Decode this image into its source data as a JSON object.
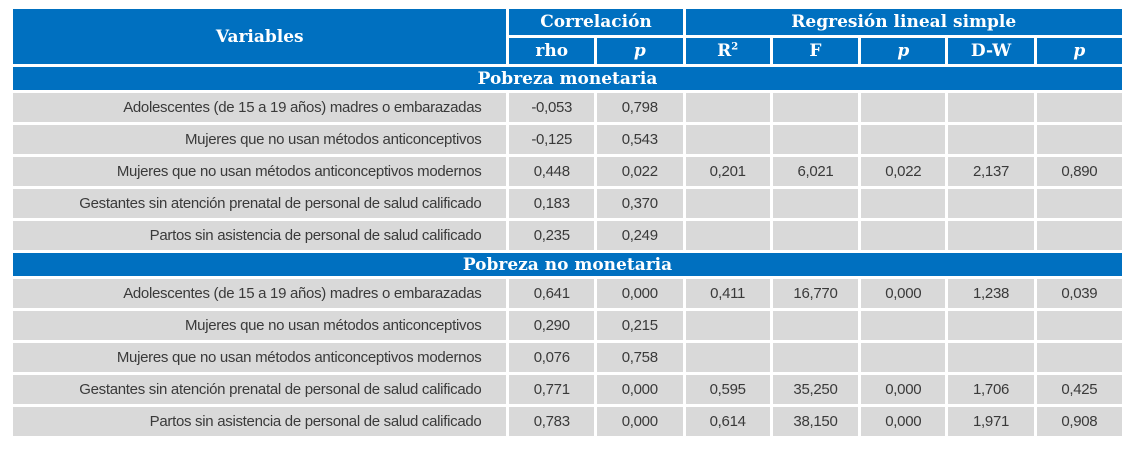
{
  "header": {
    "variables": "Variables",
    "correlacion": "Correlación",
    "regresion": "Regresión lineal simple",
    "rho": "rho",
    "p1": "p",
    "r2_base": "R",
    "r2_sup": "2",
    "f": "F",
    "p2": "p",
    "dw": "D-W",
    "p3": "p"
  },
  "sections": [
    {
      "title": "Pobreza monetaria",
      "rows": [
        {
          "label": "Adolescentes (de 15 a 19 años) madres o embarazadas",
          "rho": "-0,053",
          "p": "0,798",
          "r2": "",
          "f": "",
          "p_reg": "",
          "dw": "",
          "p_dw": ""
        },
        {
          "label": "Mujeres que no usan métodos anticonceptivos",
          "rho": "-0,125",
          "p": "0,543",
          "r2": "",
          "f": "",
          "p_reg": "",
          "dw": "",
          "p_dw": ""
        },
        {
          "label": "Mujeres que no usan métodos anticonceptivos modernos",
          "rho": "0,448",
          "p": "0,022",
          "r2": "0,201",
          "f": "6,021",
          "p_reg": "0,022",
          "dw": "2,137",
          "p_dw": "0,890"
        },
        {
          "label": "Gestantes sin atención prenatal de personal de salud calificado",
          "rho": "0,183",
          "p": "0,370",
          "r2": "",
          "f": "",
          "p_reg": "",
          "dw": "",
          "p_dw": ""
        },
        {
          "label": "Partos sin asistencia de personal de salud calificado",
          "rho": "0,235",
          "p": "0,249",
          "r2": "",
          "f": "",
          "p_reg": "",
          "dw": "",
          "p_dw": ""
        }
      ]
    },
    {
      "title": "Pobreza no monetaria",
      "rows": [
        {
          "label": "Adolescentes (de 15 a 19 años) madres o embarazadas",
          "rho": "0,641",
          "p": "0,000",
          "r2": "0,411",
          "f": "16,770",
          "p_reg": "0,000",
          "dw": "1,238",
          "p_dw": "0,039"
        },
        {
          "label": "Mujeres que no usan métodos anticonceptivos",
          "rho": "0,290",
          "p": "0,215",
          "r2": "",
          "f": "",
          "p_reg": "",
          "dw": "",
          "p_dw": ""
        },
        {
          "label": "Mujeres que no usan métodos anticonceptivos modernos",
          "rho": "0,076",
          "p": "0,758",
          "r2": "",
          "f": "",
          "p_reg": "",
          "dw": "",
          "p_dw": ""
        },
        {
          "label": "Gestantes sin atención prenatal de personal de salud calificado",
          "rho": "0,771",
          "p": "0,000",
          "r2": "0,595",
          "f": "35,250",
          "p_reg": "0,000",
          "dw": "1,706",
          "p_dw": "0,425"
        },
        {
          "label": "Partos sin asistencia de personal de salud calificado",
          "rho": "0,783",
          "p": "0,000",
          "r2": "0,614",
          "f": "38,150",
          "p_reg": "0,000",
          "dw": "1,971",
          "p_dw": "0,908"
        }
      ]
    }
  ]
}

☆ ☆ ☆ ☆

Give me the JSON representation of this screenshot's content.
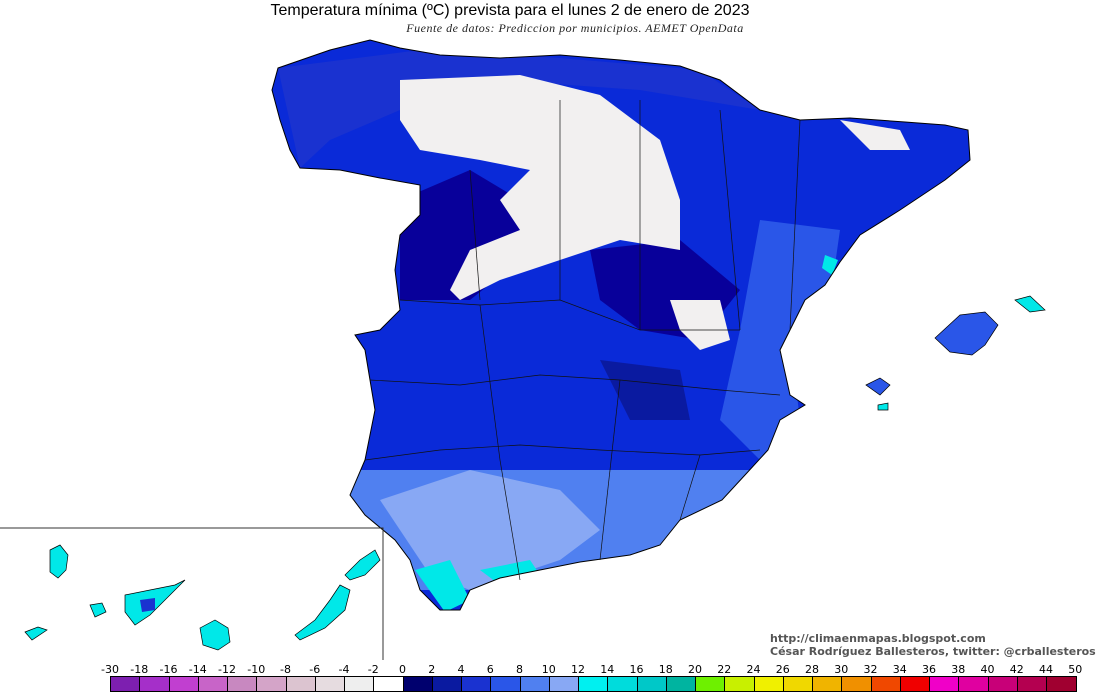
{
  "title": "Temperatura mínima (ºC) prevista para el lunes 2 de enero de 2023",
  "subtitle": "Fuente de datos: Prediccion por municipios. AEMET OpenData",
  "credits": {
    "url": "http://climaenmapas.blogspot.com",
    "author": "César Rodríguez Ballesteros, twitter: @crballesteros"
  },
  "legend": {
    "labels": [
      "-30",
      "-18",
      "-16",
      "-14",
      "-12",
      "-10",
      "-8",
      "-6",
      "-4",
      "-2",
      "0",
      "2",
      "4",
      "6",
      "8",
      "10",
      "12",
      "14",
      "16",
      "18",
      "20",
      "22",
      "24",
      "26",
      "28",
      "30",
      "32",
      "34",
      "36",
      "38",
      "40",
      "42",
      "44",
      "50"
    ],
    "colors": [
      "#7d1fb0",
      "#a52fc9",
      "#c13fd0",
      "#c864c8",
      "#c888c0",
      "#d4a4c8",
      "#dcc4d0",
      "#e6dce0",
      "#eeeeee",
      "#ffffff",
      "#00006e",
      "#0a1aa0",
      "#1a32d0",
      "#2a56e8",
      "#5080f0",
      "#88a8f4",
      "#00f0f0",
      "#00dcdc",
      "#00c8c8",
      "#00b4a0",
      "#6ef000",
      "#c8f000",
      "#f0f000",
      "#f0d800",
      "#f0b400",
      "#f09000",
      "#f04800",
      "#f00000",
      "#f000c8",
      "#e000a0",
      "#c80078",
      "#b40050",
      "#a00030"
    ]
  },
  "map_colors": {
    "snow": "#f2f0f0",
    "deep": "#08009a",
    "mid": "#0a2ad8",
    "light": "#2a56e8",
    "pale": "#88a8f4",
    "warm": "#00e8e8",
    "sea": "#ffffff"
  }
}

☆ ☆ ☆ ☆

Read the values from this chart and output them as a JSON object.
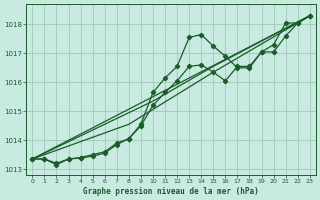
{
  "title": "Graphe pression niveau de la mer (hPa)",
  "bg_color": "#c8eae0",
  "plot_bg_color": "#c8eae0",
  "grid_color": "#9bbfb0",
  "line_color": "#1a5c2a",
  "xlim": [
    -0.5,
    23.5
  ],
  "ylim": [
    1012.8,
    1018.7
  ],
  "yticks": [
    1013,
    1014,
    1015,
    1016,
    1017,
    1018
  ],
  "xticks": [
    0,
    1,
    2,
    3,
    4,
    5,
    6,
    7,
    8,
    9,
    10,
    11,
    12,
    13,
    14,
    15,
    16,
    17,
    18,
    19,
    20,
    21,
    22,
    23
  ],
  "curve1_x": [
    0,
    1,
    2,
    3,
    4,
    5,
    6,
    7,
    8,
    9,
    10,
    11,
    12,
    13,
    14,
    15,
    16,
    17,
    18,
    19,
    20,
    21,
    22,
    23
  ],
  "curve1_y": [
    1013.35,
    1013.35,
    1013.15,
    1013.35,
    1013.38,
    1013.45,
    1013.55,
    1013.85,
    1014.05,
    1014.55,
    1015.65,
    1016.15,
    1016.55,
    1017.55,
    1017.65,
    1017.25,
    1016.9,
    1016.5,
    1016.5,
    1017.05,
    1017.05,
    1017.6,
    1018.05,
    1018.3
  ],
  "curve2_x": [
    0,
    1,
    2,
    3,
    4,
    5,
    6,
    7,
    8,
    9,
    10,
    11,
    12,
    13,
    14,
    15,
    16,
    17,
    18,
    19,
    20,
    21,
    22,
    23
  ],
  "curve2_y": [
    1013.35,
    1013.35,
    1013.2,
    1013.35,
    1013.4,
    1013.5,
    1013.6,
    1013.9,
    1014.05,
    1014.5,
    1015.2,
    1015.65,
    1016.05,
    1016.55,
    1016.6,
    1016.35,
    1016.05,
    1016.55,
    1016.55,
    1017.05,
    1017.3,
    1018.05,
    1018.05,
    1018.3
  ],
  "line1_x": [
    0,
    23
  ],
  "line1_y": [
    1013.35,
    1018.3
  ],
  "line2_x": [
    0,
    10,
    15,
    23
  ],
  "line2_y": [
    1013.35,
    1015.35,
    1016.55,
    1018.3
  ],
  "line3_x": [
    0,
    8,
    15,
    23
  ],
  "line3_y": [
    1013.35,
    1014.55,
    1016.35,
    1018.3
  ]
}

☆ ☆ ☆ ☆

=== WHAT THE TASK REQUIRES ===
List every line above that holds the word "object".

=== PROBLEM SOLUTION ===
Decode this image into its source data as a JSON object.
Read the values from this chart and output them as a JSON object.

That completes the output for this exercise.